(Stored data entries)
● ● ● ● ●
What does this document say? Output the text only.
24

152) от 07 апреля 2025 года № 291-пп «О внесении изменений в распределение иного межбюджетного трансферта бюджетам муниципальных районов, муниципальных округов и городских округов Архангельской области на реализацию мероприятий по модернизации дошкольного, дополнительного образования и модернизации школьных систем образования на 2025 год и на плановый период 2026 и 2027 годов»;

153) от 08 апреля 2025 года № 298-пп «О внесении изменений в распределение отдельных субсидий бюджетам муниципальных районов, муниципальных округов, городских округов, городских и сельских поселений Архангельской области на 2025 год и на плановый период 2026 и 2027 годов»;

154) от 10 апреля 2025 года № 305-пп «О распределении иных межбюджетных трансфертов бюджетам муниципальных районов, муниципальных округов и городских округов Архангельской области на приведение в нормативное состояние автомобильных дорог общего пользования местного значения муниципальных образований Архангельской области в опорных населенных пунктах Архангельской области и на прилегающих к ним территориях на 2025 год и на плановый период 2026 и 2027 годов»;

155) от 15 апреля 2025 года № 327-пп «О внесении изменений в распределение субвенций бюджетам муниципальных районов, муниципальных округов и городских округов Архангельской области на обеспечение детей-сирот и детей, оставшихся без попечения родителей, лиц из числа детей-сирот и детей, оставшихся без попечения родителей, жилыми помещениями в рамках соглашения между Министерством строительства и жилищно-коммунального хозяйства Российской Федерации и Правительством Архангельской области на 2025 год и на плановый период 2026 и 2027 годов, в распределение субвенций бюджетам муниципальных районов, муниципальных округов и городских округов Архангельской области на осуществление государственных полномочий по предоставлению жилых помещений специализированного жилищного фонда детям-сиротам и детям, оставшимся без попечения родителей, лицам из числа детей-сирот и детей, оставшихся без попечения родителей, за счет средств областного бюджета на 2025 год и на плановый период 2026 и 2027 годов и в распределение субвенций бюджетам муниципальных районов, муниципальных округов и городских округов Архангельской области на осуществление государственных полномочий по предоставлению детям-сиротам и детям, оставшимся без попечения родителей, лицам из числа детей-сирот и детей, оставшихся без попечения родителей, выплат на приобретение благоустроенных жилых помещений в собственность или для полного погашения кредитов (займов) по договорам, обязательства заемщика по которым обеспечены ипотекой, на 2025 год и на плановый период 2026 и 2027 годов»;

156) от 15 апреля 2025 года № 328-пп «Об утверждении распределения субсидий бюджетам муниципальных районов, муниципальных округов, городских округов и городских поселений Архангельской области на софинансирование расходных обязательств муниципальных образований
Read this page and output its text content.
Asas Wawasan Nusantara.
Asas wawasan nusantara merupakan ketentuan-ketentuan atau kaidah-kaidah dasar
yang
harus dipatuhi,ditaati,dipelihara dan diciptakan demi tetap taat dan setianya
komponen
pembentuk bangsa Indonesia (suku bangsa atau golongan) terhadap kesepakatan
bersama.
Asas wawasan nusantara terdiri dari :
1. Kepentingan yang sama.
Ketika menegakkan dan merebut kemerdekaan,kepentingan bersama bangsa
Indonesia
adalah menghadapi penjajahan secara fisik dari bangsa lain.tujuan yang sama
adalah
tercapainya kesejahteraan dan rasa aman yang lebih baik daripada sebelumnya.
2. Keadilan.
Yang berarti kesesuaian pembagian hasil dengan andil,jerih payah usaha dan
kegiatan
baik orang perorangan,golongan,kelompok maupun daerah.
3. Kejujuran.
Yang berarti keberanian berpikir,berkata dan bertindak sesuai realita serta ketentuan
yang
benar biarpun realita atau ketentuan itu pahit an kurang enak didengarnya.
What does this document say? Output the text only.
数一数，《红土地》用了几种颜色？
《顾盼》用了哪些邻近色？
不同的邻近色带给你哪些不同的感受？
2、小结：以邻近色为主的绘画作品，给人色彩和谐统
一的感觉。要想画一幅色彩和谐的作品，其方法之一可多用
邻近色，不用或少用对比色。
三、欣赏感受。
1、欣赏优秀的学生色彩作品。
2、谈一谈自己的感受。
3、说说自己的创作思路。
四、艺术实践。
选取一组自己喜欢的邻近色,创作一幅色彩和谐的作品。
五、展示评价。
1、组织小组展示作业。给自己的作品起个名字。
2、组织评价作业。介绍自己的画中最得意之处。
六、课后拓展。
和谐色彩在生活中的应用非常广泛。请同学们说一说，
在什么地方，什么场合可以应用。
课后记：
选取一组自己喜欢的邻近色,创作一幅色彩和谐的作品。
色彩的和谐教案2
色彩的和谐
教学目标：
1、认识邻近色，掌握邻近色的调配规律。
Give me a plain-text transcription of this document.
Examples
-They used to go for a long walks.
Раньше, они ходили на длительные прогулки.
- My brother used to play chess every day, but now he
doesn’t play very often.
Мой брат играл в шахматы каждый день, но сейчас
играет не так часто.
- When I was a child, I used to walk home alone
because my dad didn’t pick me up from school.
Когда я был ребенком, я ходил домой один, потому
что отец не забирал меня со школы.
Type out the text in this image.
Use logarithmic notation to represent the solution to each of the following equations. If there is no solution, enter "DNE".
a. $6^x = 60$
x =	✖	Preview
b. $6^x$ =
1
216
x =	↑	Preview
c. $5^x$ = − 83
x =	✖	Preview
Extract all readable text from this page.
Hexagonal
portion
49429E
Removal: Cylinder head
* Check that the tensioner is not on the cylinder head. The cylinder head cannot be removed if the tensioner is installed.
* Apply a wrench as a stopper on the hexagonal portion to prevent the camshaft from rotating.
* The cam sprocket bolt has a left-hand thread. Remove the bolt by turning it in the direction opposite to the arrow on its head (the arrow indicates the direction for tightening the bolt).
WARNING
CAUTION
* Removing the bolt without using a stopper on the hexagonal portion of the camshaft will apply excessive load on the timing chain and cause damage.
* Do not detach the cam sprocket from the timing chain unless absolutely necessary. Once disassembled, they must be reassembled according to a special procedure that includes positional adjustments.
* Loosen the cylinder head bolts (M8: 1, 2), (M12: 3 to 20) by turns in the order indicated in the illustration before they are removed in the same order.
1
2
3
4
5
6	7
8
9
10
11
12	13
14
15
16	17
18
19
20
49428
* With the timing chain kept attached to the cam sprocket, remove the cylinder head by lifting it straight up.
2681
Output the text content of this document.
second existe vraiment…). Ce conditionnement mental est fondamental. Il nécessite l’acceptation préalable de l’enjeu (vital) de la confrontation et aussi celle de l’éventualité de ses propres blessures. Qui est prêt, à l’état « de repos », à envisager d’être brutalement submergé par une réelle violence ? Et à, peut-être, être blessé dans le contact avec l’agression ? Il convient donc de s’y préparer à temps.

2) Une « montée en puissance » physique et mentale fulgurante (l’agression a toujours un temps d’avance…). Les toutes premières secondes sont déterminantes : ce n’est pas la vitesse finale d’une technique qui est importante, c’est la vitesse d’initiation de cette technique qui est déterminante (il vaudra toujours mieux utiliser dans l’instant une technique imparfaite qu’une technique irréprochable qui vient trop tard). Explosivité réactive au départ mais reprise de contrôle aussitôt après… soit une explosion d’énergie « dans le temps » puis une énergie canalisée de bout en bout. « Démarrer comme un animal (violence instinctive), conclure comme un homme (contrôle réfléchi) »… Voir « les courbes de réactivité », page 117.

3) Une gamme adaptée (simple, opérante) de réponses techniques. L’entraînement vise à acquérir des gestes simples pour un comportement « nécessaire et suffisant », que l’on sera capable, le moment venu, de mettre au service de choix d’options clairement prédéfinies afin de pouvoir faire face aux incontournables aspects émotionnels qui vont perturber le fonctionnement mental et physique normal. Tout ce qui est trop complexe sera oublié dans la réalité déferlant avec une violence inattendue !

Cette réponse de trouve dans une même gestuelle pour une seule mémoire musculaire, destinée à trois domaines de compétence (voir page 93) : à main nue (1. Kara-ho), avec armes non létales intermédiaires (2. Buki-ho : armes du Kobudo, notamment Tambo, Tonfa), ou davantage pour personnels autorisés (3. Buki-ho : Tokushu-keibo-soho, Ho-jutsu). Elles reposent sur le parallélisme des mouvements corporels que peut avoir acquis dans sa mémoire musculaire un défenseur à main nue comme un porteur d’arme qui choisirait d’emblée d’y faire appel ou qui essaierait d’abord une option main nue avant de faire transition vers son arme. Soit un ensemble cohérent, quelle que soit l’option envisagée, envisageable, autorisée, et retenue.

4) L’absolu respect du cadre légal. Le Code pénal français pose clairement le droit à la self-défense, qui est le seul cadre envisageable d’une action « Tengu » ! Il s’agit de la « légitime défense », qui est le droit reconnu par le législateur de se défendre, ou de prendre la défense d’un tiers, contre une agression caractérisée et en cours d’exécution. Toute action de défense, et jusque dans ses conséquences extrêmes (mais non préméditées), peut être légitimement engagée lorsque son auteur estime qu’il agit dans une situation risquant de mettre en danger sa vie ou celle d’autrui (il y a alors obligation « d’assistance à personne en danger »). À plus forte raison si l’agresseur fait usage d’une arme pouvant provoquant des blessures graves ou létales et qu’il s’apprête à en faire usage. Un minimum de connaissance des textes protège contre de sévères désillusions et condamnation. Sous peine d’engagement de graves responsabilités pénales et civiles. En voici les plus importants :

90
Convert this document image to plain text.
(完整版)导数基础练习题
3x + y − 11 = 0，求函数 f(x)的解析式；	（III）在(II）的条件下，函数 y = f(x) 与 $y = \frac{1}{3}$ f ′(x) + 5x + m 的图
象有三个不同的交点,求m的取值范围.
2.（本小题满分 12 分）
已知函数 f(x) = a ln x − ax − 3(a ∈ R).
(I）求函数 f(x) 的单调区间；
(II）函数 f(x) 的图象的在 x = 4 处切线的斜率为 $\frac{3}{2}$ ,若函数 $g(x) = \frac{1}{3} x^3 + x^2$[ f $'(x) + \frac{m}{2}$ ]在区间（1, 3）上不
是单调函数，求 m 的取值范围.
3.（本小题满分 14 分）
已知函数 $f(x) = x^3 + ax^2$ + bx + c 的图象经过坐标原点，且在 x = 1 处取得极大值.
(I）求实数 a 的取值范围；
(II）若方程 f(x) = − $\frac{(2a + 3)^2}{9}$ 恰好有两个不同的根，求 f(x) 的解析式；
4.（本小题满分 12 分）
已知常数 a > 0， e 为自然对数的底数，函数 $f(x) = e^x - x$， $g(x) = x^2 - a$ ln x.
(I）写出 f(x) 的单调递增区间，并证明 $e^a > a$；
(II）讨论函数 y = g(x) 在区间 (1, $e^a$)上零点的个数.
● ● ● ● ●
Task prompt => Search the lines above for the string "sprocket", then show every one that has it.

Exercise result =>
* The cam sprocket bolt has a left-hand thread. Remove the bolt by turning it in the direction opposite to the arrow on its head (the arrow indicates the direction for tightening the bolt).
* Do not detach the cam sprocket from the timing chain unless absolutely necessary. Once disassembled, they must be reassembled according to a special procedure that includes positional adjustments.
* With the timing chain kept attached to the cam sprocket, remove the cylinder head by lifting it straight up.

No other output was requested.